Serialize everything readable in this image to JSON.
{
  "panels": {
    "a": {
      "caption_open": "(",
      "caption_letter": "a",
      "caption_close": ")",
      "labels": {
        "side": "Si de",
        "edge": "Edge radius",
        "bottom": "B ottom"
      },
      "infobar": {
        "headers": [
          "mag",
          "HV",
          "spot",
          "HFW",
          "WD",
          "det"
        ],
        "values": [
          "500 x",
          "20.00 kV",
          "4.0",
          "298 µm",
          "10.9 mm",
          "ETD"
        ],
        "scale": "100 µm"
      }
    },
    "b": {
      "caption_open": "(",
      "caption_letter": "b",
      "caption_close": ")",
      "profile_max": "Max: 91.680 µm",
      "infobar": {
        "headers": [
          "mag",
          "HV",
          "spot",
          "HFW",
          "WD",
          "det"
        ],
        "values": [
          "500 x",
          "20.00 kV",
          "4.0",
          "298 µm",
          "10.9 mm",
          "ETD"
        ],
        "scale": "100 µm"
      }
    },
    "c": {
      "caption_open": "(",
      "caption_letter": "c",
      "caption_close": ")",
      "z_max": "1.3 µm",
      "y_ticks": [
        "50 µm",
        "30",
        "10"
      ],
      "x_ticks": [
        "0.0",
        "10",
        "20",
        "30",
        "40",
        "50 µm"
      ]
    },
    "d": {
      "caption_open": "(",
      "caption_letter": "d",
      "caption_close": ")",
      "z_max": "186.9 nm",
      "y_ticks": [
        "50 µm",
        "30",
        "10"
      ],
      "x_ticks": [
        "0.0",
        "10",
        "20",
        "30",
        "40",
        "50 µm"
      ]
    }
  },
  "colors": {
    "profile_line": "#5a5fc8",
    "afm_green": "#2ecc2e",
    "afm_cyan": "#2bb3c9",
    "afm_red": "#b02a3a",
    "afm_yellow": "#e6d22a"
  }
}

* * * *

# PROBLEM DESCRIPTION
Set down every line of the listing above again, exactly as given.

# CORRECT RESPONSE
Serialize everything readable in this image to JSON.
{
  "panels": {
    "a": {
      "caption_open": "(",
      "caption_letter": "a",
      "caption_close": ")",
      "labels": {
        "side": "Si de",
        "edge": "Edge radius",
        "bottom": "B ottom"
      },
      "infobar": {
        "headers": [
          "mag",
          "HV",
          "spot",
          "HFW",
          "WD",
          "det"
        ],
        "values": [
          "500 x",
          "20.00 kV",
          "4.0",
          "298 µm",
          "10.9 mm",
          "ETD"
        ],
        "scale": "100 µm"
      }
    },
    "b": {
      "caption_open": "(",
      "caption_letter": "b",
      "caption_close": ")",
      "profile_max": "Max: 91.680 µm",
      "infobar": {
        "headers": [
          "mag",
          "HV",
          "spot",
          "HFW",
          "WD",
          "det"
        ],
        "values": [
          "500 x",
          "20.00 kV",
          "4.0",
          "298 µm",
          "10.9 mm",
          "ETD"
        ],
        "scale": "100 µm"
      }
    },
    "c": {
      "caption_open": "(",
      "caption_letter": "c",
      "caption_close": ")",
      "z_max": "1.3 µm",
      "y_ticks": [
        "50 µm",
        "30",
        "10"
      ],
      "x_ticks": [
        "0.0",
        "10",
        "20",
        "30",
        "40",
        "50 µm"
      ]
    },
    "d": {
      "caption_open": "(",
      "caption_letter": "d",
      "caption_close": ")",
      "z_max": "186.9 nm",
      "y_ticks": [
        "50 µm",
        "30",
        "10"
      ],
      "x_ticks": [
        "0.0",
        "10",
        "20",
        "30",
        "40",
        "50 µm"
      ]
    }
  },
  "colors": {
    "profile_line": "#5a5fc8",
    "afm_green": "#2ecc2e",
    "afm_cyan": "#2bb3c9",
    "afm_red": "#b02a3a",
    "afm_yellow": "#e6d22a"
  }
}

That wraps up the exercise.